• GIVEN RECORDS
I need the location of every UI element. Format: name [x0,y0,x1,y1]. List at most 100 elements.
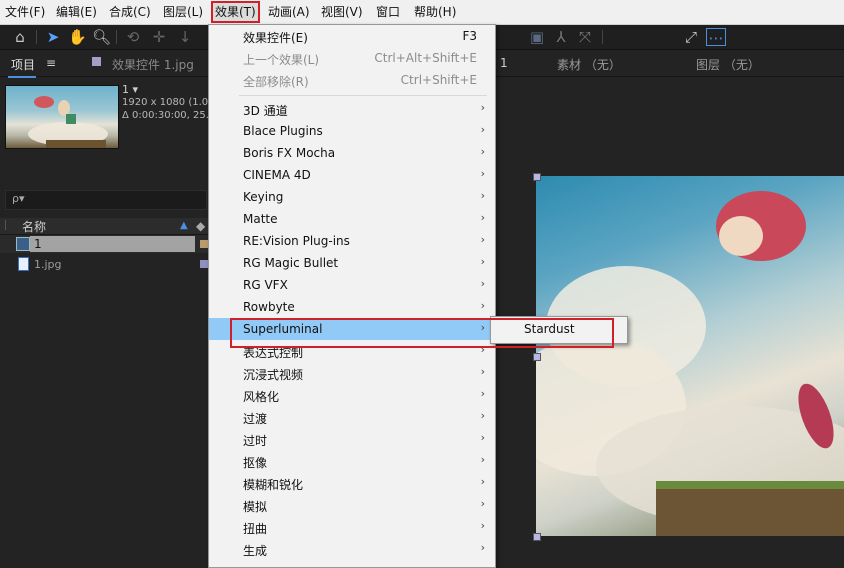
submenu-arrow-icon: › [480,167,485,180]
menu-item-label: 抠像 [243,456,268,470]
submenu-arrow-icon: › [480,475,485,488]
menu-item-category[interactable]: Keying › [209,186,495,208]
composition-icon [16,237,30,251]
menu-item-category[interactable]: Rowbyte › [209,296,495,318]
menu-item-label: Boris FX Mocha [243,146,336,160]
menu-item-shortcut: Ctrl+Shift+E [400,73,477,87]
column-name-header[interactable]: 名称 [22,218,46,235]
label-column-icon[interactable]: ◆ [196,219,205,233]
menu-window[interactable]: 窗口 [376,0,400,24]
menu-item-label: 上一个效果(L) [243,53,320,67]
menu-item-category[interactable]: RG Magic Bullet › [209,252,495,274]
menu-bar: 文件(F) 编辑(E) 合成(C) 图层(L) 效果(T) 动画(A) 视图(V… [0,0,844,25]
tab-layer[interactable]: 图层 （无） [696,56,760,73]
project-thumbnail [5,85,119,149]
menu-item-label: RG VFX [243,278,288,292]
menu-item-category[interactable]: 扭曲 › [209,516,495,538]
menu-animation[interactable]: 动画(A) [268,0,310,24]
menu-file[interactable]: 文件(F) [5,0,45,24]
home-icon[interactable]: ⌂ [11,28,29,46]
search-icon: ρ▾ [12,192,25,205]
effect-controls-color-icon [92,57,101,66]
menu-item-category[interactable]: Matte › [209,208,495,230]
menu-item-label: CINEMA 4D [243,168,311,182]
menu-item-category[interactable]: 沉浸式视频 › [209,362,495,384]
menu-item-category[interactable]: 风格化 › [209,384,495,406]
submenu-arrow-icon: › [480,211,485,224]
menu-item-category[interactable]: Blace Plugins › [209,120,495,142]
layer-handle[interactable] [533,173,541,181]
menu-item-category[interactable]: 抠像 › [209,450,495,472]
menu-item-category[interactable]: CINEMA 4D › [209,164,495,186]
menu-item-label: RG Magic Bullet [243,256,339,270]
pan-behind-tool-icon[interactable]: ✛ [150,28,168,46]
menu-item-effect-controls[interactable]: 效果控件(E) F3 [209,25,495,47]
menu-item-label: 扭曲 [243,522,268,536]
thumbnail-art [28,96,108,148]
3d-view-icon[interactable]: ▣ [528,28,546,46]
menu-item-label: 生成 [243,544,268,558]
menu-item-category[interactable]: Boris FX Mocha › [209,142,495,164]
submenu-arrow-icon: › [480,101,485,114]
layer-handle[interactable] [533,533,541,541]
layer-handle[interactable] [533,353,541,361]
menu-help[interactable]: 帮助(H) [414,0,456,24]
menu-item-category[interactable]: 过渡 › [209,406,495,428]
pin-tool-icon[interactable]: ↓ [176,28,194,46]
composition-image [536,191,844,536]
tab-footage[interactable]: 素材 （无） [557,56,621,73]
menu-item-label: 风格化 [243,390,280,404]
selection-tool-icon[interactable]: ➤ [44,28,62,46]
zoom-tool-icon[interactable]: 🔍︎ [92,28,111,46]
rotate-tool-icon[interactable]: ⟲ [124,28,142,46]
menu-item-last-effect[interactable]: 上一个效果(L) Ctrl+Alt+Shift+E [209,47,495,69]
menu-item-label: Keying [243,190,284,204]
menu-view[interactable]: 视图(V) [321,0,363,24]
project-item-name: 1 ▾ [122,83,139,96]
menu-layer[interactable]: 图层(L) [163,0,203,24]
menu-item-remove-all[interactable]: 全部移除(R) Ctrl+Shift+E [209,69,495,91]
submenu-arrow-icon: › [480,497,485,510]
project-item-duration: Δ 0:00:30:00, 25.0 [122,110,216,121]
menu-effect[interactable]: 效果(T) [211,1,260,23]
label-column-divider [5,220,14,230]
submenu-arrow-icon: › [480,365,485,378]
menu-item-shortcut: F3 [462,29,477,43]
grid-snap-icon[interactable]: ⋯ [706,28,726,47]
menu-item-category[interactable]: 模糊和锐化 › [209,472,495,494]
menu-item-category[interactable]: 过时 › [209,428,495,450]
menu-item-category[interactable]: 模拟 › [209,494,495,516]
snap-tool-icon[interactable]: ⤢ [682,28,700,46]
axis-icon[interactable]: ⅄ [552,28,570,46]
hand-tool-icon[interactable]: ✋ [68,28,87,46]
project-search-input[interactable]: ρ▾ [5,190,207,210]
transform-icon[interactable]: ⤧ [576,28,594,46]
project-item-size: 1920 x 1080 (1.00 [122,97,215,108]
tab-project[interactable]: 项目 [11,56,35,73]
menu-item-category[interactable]: RG VFX › [209,274,495,296]
project-list-header: 名称 ▲ ◆ [0,218,208,235]
panel-menu-icon[interactable]: ≡ [46,56,56,70]
submenu-arrow-icon: › [480,123,485,136]
list-item[interactable]: 1 [0,235,208,253]
menu-item-category[interactable]: RE:Vision Plug-ins › [209,230,495,252]
sort-ascending-icon[interactable]: ▲ [180,220,188,231]
menu-edit[interactable]: 编辑(E) [56,0,97,24]
submenu-arrow-icon: › [480,431,485,444]
submenu-arrow-icon: › [480,387,485,400]
submenu-arrow-icon: › [480,189,485,202]
menu-composition[interactable]: 合成(C) [109,0,151,24]
tab-effect-controls[interactable]: 效果控件 1.jpg [112,56,194,73]
menu-item-label: 模拟 [243,500,268,514]
composition-viewer[interactable] [536,176,844,536]
label-color-swatch [200,240,208,248]
menu-item-label: 过时 [243,434,268,448]
toolbar-divider [602,30,603,44]
menu-item-category[interactable]: 3D 通道 › [209,98,495,120]
menu-item-label: Matte [243,212,278,226]
submenu-arrow-icon: › [480,255,485,268]
tab-composition-fragment[interactable]: 1 [500,56,508,70]
menu-item-category[interactable]: 生成 › [209,538,495,560]
list-item[interactable]: 1.jpg [0,255,208,273]
menu-item-label: 过渡 [243,412,268,426]
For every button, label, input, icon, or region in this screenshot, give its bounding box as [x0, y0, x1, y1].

• AIM
Render the listing lines from the one holding "submenu-arrow-icon: › [480,167,485,180]" through the one holding "menu-window[interactable]: 窗口 [376,0,400,24]", both included, as a Markdown table with a Row column for the row number and a Line column for the line, omitting blank lines.

• SOLUTION TO THIS TASK
| Row | Line |
|---|---|
| 1 | submenu-arrow-icon: › [480,167,485,180] |
| 2 | menu-item-label: 抠像 [243,456,268,470] |
| 3 | submenu-arrow-icon: › [480,475,485,488] |
| 4 | menu-item-category[interactable]: Keying › [209,186,495,208] |
| 5 | composition-icon [16,237,30,251] |
| 6 | menu-item-category[interactable]: Rowbyte › [209,296,495,318] |
| 7 | menu-item-label: Boris FX Mocha [243,146,336,160] |
| 8 | menu-item-shortcut: Ctrl+Shift+E [400,73,477,87] |
| 9 | column-name-header[interactable]: 名称 [22,218,46,235] |
| 10 | label-column-icon[interactable]: ◆ [196,219,205,233] |
| 11 | menu-window[interactable]: 窗口 [376,0,400,24] |